START TEXT EXCERPT
Under the Bill of Rights 1688, it is written ‘That levying Money for or to the Use of the Crowne by pretence of Prerogative without Grant of Parlyament for longer time or in other manner then the same is or shall be granted is Illegall.’ This extract from the Bill of Rights 1688 stopped Monarchs from levying taxes as and when it saw fit. This is one of the main restrictions on the royal and prerogative powers of the Monarchy, which were imposed on Prince William, and Mary of Orange as it affirmed that the monarch was subject to the law. Legislation has further limited prerogative powers even to whom the current Monarch can choose as a successor to the Crown as the Act of Settlement 1700 states that the next in line to the Throne ‘shall joyn in Communion with the Church of England as by Law established’. Therefore, this means that the successor must be a member of the Church of England. However, there have been calls from ministers to change this limitation as reported.
‘On 21 January introduced his Royal Marriages and Succession to the Crown (Prevention of Discrimination) Bill. The Long Title describes it as ‘a Bill to make provision to remove discrimination in respect of Royal marriages and succession to the Crown’. This shows that Parliament is contemplating legislating in this area, which will affect the power of the Royal Prerogative in choosing an heir and will allow succession of those who are not members of the Church of England.
END TEXT EXCERPT
PROBLEM STATEMENT: Proceed with the excerpt on the limits of the Royal Prerogative, writing on from its last sentence.
START LISTING
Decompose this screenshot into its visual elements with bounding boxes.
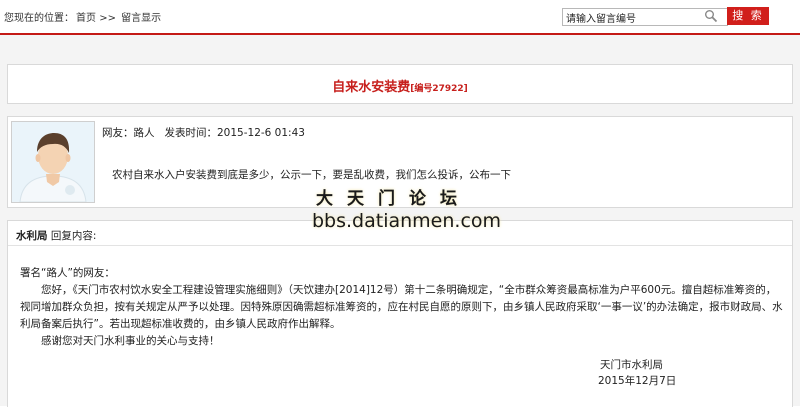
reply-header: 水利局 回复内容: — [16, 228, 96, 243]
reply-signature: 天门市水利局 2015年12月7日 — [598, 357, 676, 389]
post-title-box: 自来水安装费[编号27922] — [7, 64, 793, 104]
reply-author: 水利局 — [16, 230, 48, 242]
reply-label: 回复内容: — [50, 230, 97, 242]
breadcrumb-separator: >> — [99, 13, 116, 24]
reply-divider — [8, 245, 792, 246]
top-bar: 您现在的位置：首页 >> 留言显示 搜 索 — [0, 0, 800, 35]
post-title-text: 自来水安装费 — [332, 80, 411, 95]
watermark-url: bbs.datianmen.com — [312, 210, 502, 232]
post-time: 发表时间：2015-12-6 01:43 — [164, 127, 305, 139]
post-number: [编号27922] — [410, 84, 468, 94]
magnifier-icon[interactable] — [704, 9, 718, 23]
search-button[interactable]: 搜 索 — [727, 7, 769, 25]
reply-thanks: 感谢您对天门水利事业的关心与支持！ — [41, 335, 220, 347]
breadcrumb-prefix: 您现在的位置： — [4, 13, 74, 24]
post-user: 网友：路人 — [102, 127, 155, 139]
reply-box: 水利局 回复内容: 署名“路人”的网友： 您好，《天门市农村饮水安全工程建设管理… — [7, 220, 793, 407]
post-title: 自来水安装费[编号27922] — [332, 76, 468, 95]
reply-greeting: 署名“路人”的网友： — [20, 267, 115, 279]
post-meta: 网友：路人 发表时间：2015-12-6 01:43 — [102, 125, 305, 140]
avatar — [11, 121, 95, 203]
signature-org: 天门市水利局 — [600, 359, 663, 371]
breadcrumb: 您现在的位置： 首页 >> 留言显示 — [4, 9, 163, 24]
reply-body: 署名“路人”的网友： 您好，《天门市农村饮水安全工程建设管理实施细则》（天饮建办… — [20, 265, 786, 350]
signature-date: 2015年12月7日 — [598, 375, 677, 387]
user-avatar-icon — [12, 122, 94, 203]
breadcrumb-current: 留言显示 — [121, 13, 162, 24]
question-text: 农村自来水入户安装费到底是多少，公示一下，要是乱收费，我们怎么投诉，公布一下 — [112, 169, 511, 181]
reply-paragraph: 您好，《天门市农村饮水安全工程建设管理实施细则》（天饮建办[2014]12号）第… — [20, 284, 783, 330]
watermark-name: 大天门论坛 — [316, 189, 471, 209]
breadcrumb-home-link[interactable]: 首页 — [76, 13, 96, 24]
END LISTING
RESULT:
It is the evermore apparent that after the 19th Century, the formation of stable governments due to the expansion of the franchise using the Reform Acts of 1832 and the Reform Act of 1867. This meant that the Monarchs power under the Royal Prerogative to choose whom they wished as the next Prime Minister was also curtailed. Legitimate elections and the support of the public of one party gaining a majority in the House of Commons legitimised the leader of that party meaning that it was more likely they would gain the title of Prime Minister. The formation of stable governments also meant that the Monarch was more likely to use Ministers to invoke Royal Prerogatives and not challenge Parliament or face consequences such as a further seizure of the Royal Prerogatives into statute.
One of the main fundamental legal principals is the Rule of Law and this is contradictory to the Royal Prerogative as Dicey states that ‘No man is punishable or can be lawfully made to suffer in body or goods except for a distinct breach of law established in the ordinary legal manner before the ordinary courts.’ This is one of the any principles that Dicey states about the Rule of Law that contradict with the doctrine of the Royal Prerogative as it is not ordinary law because it is not a statute made by parliament. Another principle Dicey puts forward is that everyone is equal before the law and subject to its laws, yet under the entitlements of the Royal Prerogative it has been taken that the Queen or Monarch cannot be prosecuted in the courts as, she would effectively be prosecuting herself. Since all criminal cases, it is the Crown that prosecutes breaches of the law through the workings of the Crown Prosecution Service. However, it is unclear as to how far this protection of those associated with the Crown from liability extends as the Queen’s daughter, Princess Anne has been prosecuted under the Dangerous Dogs Act 1991.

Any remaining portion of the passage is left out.